Goal:
Give an exact transcription of every line, dropping the images.

Provided entries:

=-=-=

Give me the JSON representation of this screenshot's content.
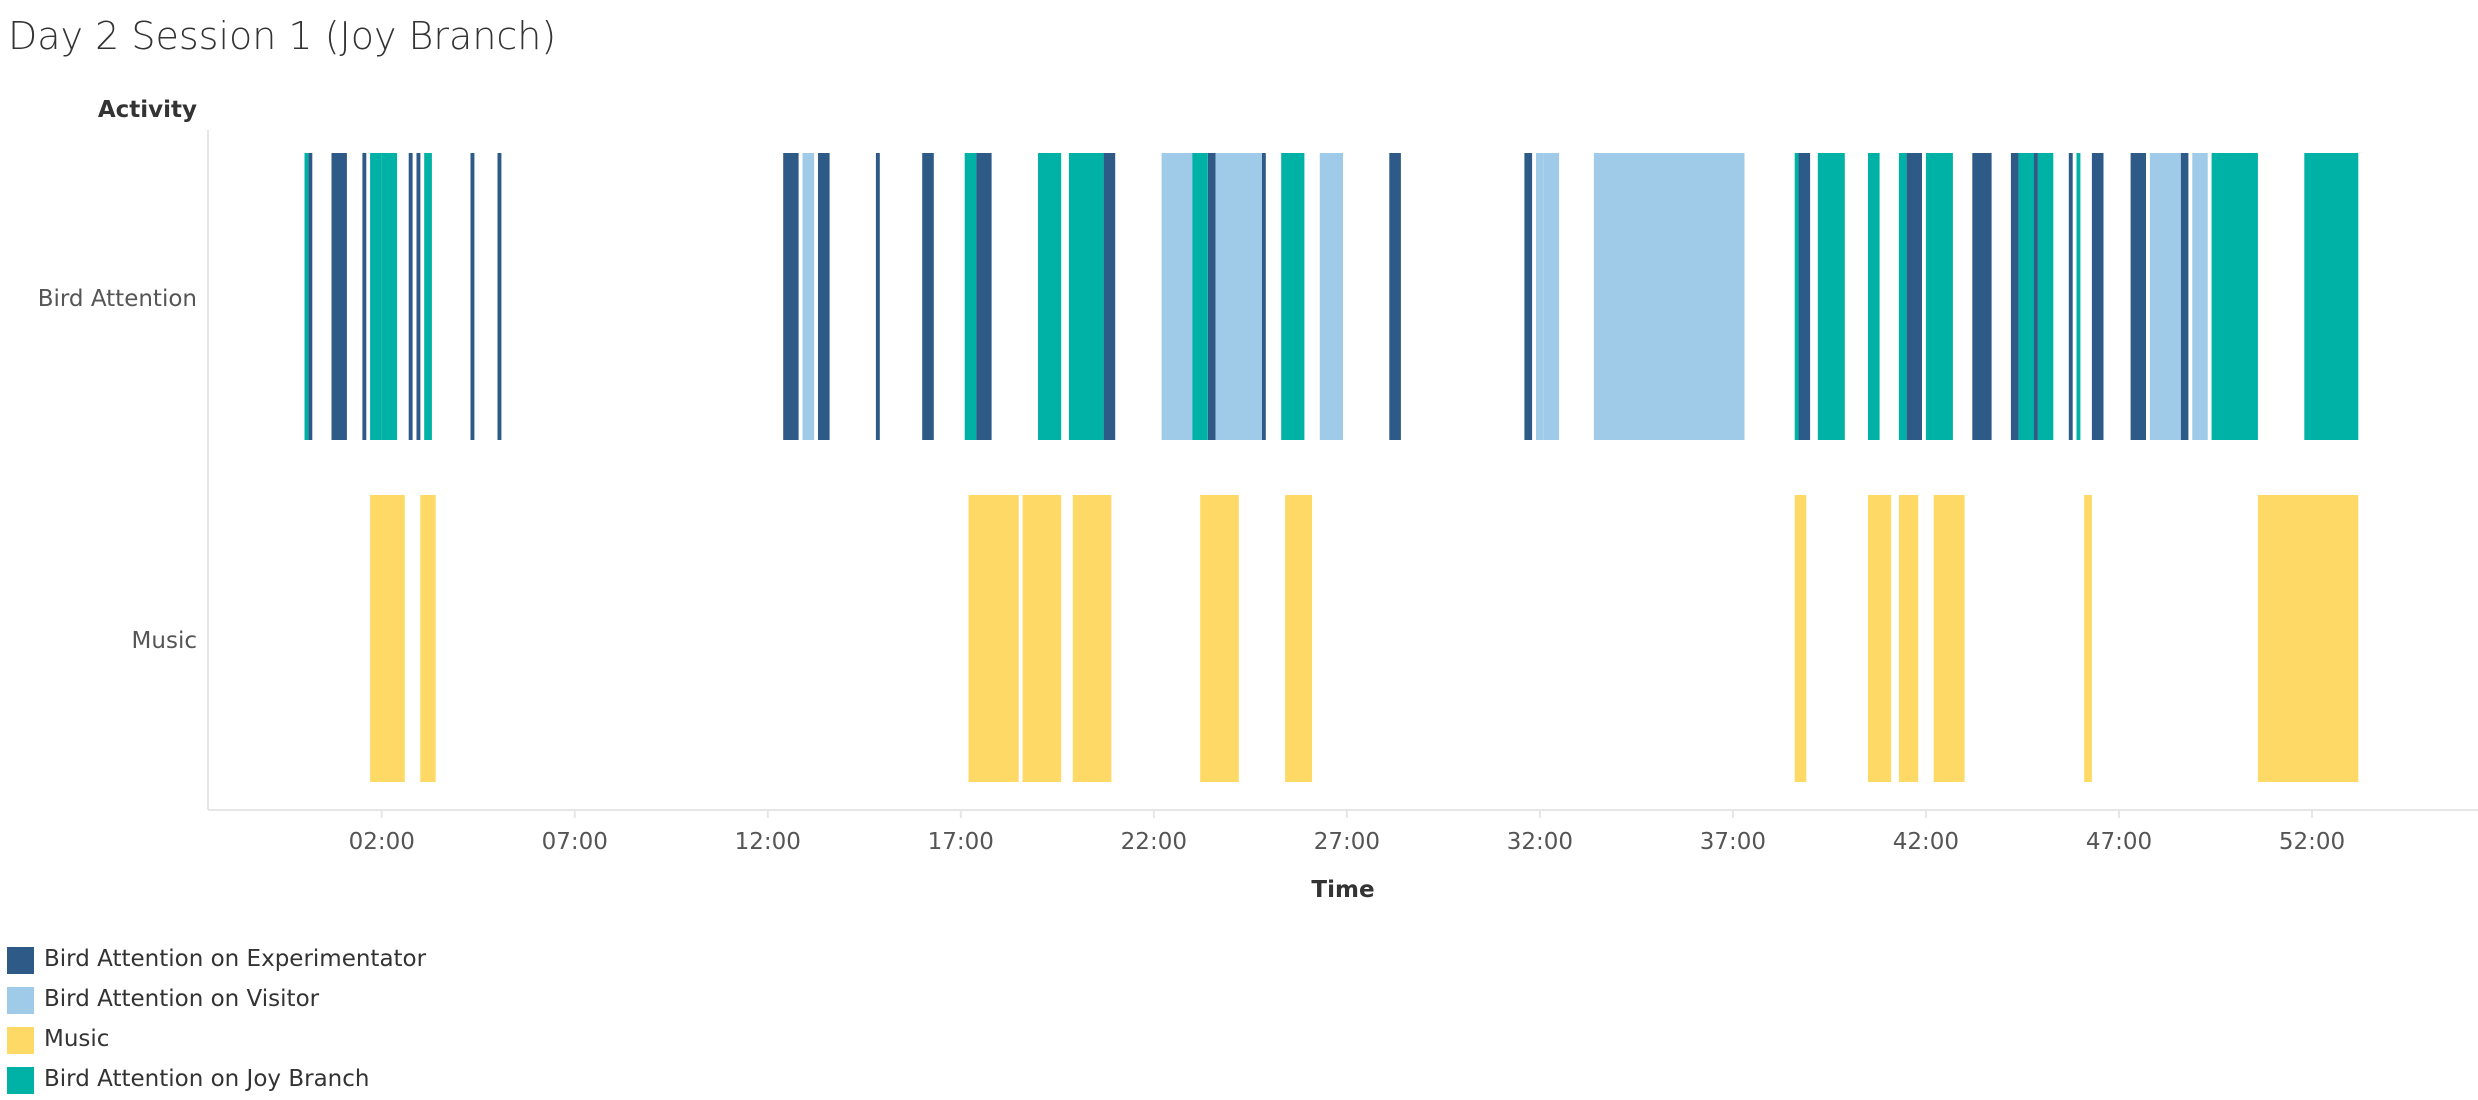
{
  "title": "Day 2 Session 1 (Joy Branch)",
  "colors": {
    "experimentator": "#2e5a87",
    "visitor": "#a0cbe8",
    "music": "#ffd966",
    "joy_branch": "#00b2a5",
    "axis": "#e6e6e6",
    "text": "#555555"
  },
  "legend": [
    {
      "label": "Bird Attention on Experimentator",
      "key": "experimentator"
    },
    {
      "label": "Bird Attention on Visitor",
      "key": "visitor"
    },
    {
      "label": "Music",
      "key": "music"
    },
    {
      "label": "Bird Attention on Joy Branch",
      "key": "joy_branch"
    }
  ],
  "chart_data": {
    "type": "gantt",
    "title": "Day 2 Session 1 (Joy Branch)",
    "xlabel": "Time",
    "ylabel": "Activity",
    "categories": [
      "Bird Attention",
      "Music"
    ],
    "xlim_minutes": [
      -2.5,
      56.3
    ],
    "x_ticks": [
      {
        "label": "02:00",
        "minutes": 2
      },
      {
        "label": "07:00",
        "minutes": 7
      },
      {
        "label": "12:00",
        "minutes": 12
      },
      {
        "label": "17:00",
        "minutes": 17
      },
      {
        "label": "22:00",
        "minutes": 22
      },
      {
        "label": "27:00",
        "minutes": 27
      },
      {
        "label": "32:00",
        "minutes": 32
      },
      {
        "label": "37:00",
        "minutes": 37
      },
      {
        "label": "42:00",
        "minutes": 42
      },
      {
        "label": "47:00",
        "minutes": 47
      },
      {
        "label": "52:00",
        "minutes": 52
      }
    ],
    "grid": false,
    "legend_position": "bottom-left",
    "series": [
      {
        "name": "Bird Attention on Experimentator",
        "color_key": "experimentator",
        "row": "Bird Attention",
        "intervals": [
          [
            0.1,
            0.2
          ],
          [
            0.7,
            1.1
          ],
          [
            1.5,
            1.6
          ],
          [
            2.7,
            2.8
          ],
          [
            2.9,
            3.0
          ],
          [
            4.3,
            4.4
          ],
          [
            5.0,
            5.1
          ],
          [
            12.4,
            12.8
          ],
          [
            13.3,
            13.6
          ],
          [
            14.8,
            14.9
          ],
          [
            16.0,
            16.3
          ],
          [
            17.4,
            17.8
          ],
          [
            19.1,
            19.2
          ],
          [
            20.7,
            21.0
          ],
          [
            23.4,
            23.6
          ],
          [
            24.8,
            24.9
          ],
          [
            28.1,
            28.4
          ],
          [
            31.6,
            31.8
          ],
          [
            38.7,
            39.0
          ],
          [
            41.5,
            41.9
          ],
          [
            43.2,
            43.7
          ],
          [
            44.2,
            44.4
          ],
          [
            44.8,
            44.9
          ],
          [
            45.7,
            45.8
          ],
          [
            46.3,
            46.6
          ],
          [
            47.3,
            47.7
          ],
          [
            48.6,
            48.8
          ],
          [
            49.6,
            49.7
          ],
          [
            52.6,
            52.9
          ]
        ]
      },
      {
        "name": "Bird Attention on Visitor",
        "color_key": "visitor",
        "row": "Bird Attention",
        "intervals": [
          [
            12.9,
            13.2
          ],
          [
            22.2,
            23.0
          ],
          [
            23.6,
            24.8
          ],
          [
            26.3,
            26.9
          ],
          [
            31.9,
            32.1
          ],
          [
            32.1,
            32.5
          ],
          [
            33.4,
            37.3
          ],
          [
            47.8,
            48.6
          ],
          [
            48.9,
            49.3
          ]
        ]
      },
      {
        "name": "Music",
        "color_key": "music",
        "row": "Music",
        "intervals": [
          [
            1.7,
            2.6
          ],
          [
            3.0,
            3.4
          ],
          [
            17.2,
            18.5
          ],
          [
            18.6,
            19.6
          ],
          [
            19.9,
            20.9
          ],
          [
            23.2,
            24.2
          ],
          [
            25.4,
            26.1
          ],
          [
            38.6,
            38.9
          ],
          [
            40.5,
            41.1
          ],
          [
            41.3,
            41.8
          ],
          [
            42.2,
            43.0
          ],
          [
            46.1,
            46.3
          ],
          [
            50.6,
            53.2
          ]
        ]
      },
      {
        "name": "Bird Attention on Joy Branch",
        "color_key": "joy_branch",
        "row": "Bird Attention",
        "intervals": [
          [
            0.0,
            0.1
          ],
          [
            1.7,
            2.0
          ],
          [
            2.0,
            2.4
          ],
          [
            3.1,
            3.3
          ],
          [
            17.1,
            17.4
          ],
          [
            19.0,
            19.6
          ],
          [
            19.8,
            20.7
          ],
          [
            23.0,
            23.4
          ],
          [
            25.3,
            25.9
          ],
          [
            38.6,
            38.7
          ],
          [
            39.2,
            39.9
          ],
          [
            40.5,
            40.8
          ],
          [
            41.3,
            41.5
          ],
          [
            42.0,
            42.7
          ],
          [
            44.4,
            44.8
          ],
          [
            44.9,
            45.3
          ],
          [
            45.9,
            46.0
          ],
          [
            49.4,
            50.6
          ],
          [
            51.8,
            53.2
          ]
        ]
      }
    ]
  }
}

=-=-=

Solution to this exercise:
Give me the JSON representation of this screenshot's content.
{
  "title": "Day 2 Session 1 (Joy Branch)",
  "colors": {
    "experimentator": "#2e5a87",
    "visitor": "#a0cbe8",
    "music": "#ffd966",
    "joy_branch": "#00b2a5",
    "axis": "#e6e6e6",
    "text": "#555555"
  },
  "legend": [
    {
      "label": "Bird Attention on Experimentator",
      "key": "experimentator"
    },
    {
      "label": "Bird Attention on Visitor",
      "key": "visitor"
    },
    {
      "label": "Music",
      "key": "music"
    },
    {
      "label": "Bird Attention on Joy Branch",
      "key": "joy_branch"
    }
  ],
  "chart_data": {
    "type": "gantt",
    "title": "Day 2 Session 1 (Joy Branch)",
    "xlabel": "Time",
    "ylabel": "Activity",
    "categories": [
      "Bird Attention",
      "Music"
    ],
    "xlim_minutes": [
      -2.5,
      56.3
    ],
    "x_ticks": [
      {
        "label": "02:00",
        "minutes": 2
      },
      {
        "label": "07:00",
        "minutes": 7
      },
      {
        "label": "12:00",
        "minutes": 12
      },
      {
        "label": "17:00",
        "minutes": 17
      },
      {
        "label": "22:00",
        "minutes": 22
      },
      {
        "label": "27:00",
        "minutes": 27
      },
      {
        "label": "32:00",
        "minutes": 32
      },
      {
        "label": "37:00",
        "minutes": 37
      },
      {
        "label": "42:00",
        "minutes": 42
      },
      {
        "label": "47:00",
        "minutes": 47
      },
      {
        "label": "52:00",
        "minutes": 52
      }
    ],
    "grid": false,
    "legend_position": "bottom-left",
    "series": [
      {
        "name": "Bird Attention on Experimentator",
        "color_key": "experimentator",
        "row": "Bird Attention",
        "intervals": [
          [
            0.1,
            0.2
          ],
          [
            0.7,
            1.1
          ],
          [
            1.5,
            1.6
          ],
          [
            2.7,
            2.8
          ],
          [
            2.9,
            3.0
          ],
          [
            4.3,
            4.4
          ],
          [
            5.0,
            5.1
          ],
          [
            12.4,
            12.8
          ],
          [
            13.3,
            13.6
          ],
          [
            14.8,
            14.9
          ],
          [
            16.0,
            16.3
          ],
          [
            17.4,
            17.8
          ],
          [
            19.1,
            19.2
          ],
          [
            20.7,
            21.0
          ],
          [
            23.4,
            23.6
          ],
          [
            24.8,
            24.9
          ],
          [
            28.1,
            28.4
          ],
          [
            31.6,
            31.8
          ],
          [
            38.7,
            39.0
          ],
          [
            41.5,
            41.9
          ],
          [
            43.2,
            43.7
          ],
          [
            44.2,
            44.4
          ],
          [
            44.8,
            44.9
          ],
          [
            45.7,
            45.8
          ],
          [
            46.3,
            46.6
          ],
          [
            47.3,
            47.7
          ],
          [
            48.6,
            48.8
          ],
          [
            49.6,
            49.7
          ],
          [
            52.6,
            52.9
          ]
        ]
      },
      {
        "name": "Bird Attention on Visitor",
        "color_key": "visitor",
        "row": "Bird Attention",
        "intervals": [
          [
            12.9,
            13.2
          ],
          [
            22.2,
            23.0
          ],
          [
            23.6,
            24.8
          ],
          [
            26.3,
            26.9
          ],
          [
            31.9,
            32.1
          ],
          [
            32.1,
            32.5
          ],
          [
            33.4,
            37.3
          ],
          [
            47.8,
            48.6
          ],
          [
            48.9,
            49.3
          ]
        ]
      },
      {
        "name": "Music",
        "color_key": "music",
        "row": "Music",
        "intervals": [
          [
            1.7,
            2.6
          ],
          [
            3.0,
            3.4
          ],
          [
            17.2,
            18.5
          ],
          [
            18.6,
            19.6
          ],
          [
            19.9,
            20.9
          ],
          [
            23.2,
            24.2
          ],
          [
            25.4,
            26.1
          ],
          [
            38.6,
            38.9
          ],
          [
            40.5,
            41.1
          ],
          [
            41.3,
            41.8
          ],
          [
            42.2,
            43.0
          ],
          [
            46.1,
            46.3
          ],
          [
            50.6,
            53.2
          ]
        ]
      },
      {
        "name": "Bird Attention on Joy Branch",
        "color_key": "joy_branch",
        "row": "Bird Attention",
        "intervals": [
          [
            0.0,
            0.1
          ],
          [
            1.7,
            2.0
          ],
          [
            2.0,
            2.4
          ],
          [
            3.1,
            3.3
          ],
          [
            17.1,
            17.4
          ],
          [
            19.0,
            19.6
          ],
          [
            19.8,
            20.7
          ],
          [
            23.0,
            23.4
          ],
          [
            25.3,
            25.9
          ],
          [
            38.6,
            38.7
          ],
          [
            39.2,
            39.9
          ],
          [
            40.5,
            40.8
          ],
          [
            41.3,
            41.5
          ],
          [
            42.0,
            42.7
          ],
          [
            44.4,
            44.8
          ],
          [
            44.9,
            45.3
          ],
          [
            45.9,
            46.0
          ],
          [
            49.4,
            50.6
          ],
          [
            51.8,
            53.2
          ]
        ]
      }
    ]
  }
}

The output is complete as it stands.